▶ WHAT IS REQUIRED
Gather the lines below that include the string "Magento", copying each in full.

▶ LISTED ENTRIES
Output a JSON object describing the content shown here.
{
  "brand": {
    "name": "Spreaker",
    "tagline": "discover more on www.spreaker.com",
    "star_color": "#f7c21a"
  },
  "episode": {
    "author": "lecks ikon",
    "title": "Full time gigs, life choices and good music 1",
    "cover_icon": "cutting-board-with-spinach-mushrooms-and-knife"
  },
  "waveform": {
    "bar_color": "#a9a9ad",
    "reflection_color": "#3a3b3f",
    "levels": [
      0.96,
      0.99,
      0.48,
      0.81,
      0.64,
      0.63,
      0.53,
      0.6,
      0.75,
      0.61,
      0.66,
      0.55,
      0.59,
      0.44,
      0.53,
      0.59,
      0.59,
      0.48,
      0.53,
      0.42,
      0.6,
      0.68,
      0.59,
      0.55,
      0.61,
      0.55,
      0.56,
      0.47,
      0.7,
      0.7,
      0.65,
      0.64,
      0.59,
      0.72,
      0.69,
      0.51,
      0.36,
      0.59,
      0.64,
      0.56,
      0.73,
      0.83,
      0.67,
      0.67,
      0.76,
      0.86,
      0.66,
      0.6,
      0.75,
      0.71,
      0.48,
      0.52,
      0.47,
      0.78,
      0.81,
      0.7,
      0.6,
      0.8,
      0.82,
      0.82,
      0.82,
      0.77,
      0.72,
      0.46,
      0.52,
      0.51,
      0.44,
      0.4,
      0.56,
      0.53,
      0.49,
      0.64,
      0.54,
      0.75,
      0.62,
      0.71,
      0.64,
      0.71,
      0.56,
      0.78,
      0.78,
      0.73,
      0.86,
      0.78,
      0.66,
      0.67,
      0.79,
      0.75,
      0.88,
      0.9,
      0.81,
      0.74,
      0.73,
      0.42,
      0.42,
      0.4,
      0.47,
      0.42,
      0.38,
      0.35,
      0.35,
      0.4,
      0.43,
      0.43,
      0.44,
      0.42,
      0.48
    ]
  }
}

---

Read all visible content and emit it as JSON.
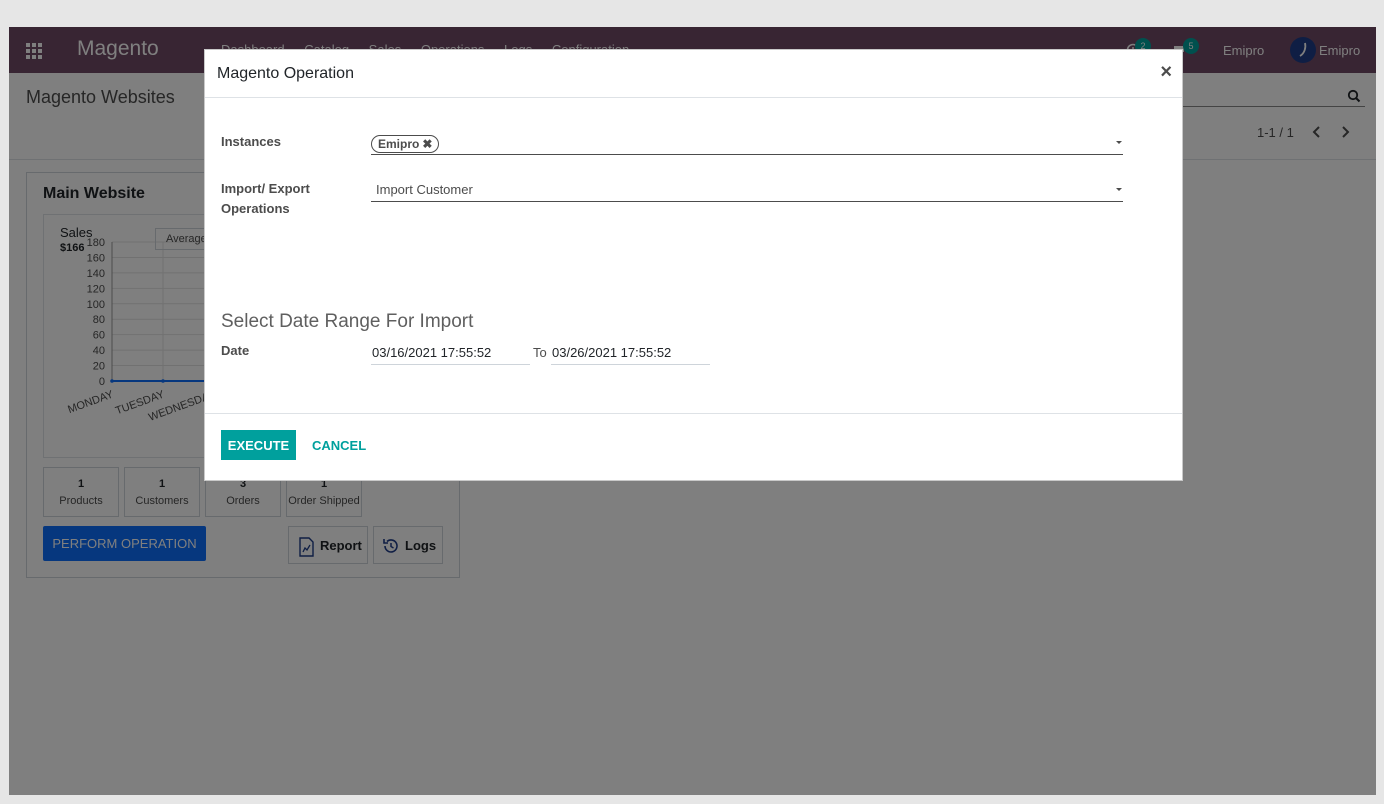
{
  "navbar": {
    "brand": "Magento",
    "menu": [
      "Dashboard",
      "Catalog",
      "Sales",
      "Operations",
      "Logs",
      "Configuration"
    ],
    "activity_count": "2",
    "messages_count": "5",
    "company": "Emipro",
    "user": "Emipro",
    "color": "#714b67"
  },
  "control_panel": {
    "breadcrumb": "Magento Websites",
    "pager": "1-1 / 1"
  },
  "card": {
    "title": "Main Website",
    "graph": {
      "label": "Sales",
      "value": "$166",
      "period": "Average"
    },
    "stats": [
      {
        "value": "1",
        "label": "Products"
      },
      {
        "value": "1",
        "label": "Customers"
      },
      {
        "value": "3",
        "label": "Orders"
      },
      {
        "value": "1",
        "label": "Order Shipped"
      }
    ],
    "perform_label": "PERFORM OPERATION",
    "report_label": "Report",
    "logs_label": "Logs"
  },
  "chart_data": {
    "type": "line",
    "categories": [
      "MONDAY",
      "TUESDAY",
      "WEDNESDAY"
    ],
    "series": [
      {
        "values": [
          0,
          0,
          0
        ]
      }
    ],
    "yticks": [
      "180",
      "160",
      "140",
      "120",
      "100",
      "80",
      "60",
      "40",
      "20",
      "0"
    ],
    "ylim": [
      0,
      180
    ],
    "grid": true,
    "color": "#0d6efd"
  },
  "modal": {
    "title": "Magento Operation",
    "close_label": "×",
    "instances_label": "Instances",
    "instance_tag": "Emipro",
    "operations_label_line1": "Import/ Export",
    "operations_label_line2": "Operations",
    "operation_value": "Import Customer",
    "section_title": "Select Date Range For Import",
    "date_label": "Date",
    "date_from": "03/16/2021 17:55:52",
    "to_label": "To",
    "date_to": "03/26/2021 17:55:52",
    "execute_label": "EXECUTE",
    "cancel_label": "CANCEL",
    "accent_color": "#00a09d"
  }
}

▶ OUTPUT FOR THIS EXERCISE
    "brand": "Magento",
    "breadcrumb": "Magento Websites",
    "title": "Magento Operation",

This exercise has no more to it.